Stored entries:
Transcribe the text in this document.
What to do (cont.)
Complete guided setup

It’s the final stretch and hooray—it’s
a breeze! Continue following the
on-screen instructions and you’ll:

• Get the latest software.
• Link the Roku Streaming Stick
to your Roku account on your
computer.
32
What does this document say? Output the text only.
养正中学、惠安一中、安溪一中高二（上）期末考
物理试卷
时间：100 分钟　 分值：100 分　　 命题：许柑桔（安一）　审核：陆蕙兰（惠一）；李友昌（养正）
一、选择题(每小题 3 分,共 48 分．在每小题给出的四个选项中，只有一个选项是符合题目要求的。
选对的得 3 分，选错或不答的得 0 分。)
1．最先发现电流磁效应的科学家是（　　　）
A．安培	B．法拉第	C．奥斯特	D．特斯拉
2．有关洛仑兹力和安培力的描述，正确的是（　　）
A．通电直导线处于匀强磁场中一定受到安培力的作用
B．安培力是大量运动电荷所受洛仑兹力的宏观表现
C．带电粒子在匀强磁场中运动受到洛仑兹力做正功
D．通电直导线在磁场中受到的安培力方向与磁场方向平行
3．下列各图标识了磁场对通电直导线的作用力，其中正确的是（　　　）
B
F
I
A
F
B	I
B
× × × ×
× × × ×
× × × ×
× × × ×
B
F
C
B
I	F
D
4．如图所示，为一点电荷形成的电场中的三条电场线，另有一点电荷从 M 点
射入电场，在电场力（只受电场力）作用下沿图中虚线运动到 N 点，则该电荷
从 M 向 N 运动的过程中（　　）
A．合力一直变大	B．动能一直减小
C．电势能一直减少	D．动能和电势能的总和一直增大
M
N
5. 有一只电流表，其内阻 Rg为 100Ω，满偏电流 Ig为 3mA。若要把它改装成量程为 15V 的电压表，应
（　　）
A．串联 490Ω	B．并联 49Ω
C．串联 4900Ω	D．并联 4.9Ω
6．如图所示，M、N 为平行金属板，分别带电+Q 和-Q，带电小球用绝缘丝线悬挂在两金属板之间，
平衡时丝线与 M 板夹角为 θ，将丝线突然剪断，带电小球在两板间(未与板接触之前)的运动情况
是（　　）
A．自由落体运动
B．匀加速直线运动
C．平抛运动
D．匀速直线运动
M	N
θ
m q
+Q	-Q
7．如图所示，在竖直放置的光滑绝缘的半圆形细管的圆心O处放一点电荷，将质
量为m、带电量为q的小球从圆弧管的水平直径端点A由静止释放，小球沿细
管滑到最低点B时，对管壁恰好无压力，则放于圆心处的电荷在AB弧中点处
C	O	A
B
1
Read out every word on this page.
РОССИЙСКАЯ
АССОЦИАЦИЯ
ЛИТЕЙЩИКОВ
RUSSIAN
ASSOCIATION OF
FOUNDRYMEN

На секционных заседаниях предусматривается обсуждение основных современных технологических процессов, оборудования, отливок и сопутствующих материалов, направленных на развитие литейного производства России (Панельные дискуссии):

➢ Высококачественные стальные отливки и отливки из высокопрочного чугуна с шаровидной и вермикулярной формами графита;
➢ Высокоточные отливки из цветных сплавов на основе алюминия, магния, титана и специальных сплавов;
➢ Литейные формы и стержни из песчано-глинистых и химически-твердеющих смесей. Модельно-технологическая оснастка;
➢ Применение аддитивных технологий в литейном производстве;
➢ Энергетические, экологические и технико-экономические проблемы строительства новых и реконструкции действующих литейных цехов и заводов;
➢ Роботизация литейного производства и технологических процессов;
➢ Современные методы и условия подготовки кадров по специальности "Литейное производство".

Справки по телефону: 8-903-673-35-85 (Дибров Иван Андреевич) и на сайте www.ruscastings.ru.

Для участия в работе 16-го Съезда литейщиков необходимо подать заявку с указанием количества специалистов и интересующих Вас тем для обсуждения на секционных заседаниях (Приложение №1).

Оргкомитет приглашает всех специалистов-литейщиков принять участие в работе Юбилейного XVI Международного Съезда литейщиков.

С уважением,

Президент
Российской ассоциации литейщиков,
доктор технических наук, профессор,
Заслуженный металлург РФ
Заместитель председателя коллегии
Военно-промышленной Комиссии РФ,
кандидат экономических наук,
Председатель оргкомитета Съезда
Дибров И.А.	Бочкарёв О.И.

Required task: Using the entries above, find all lines with "наук". Copy them.

Written response:
доктор технических наук, профессор,
кандидат экономических наук,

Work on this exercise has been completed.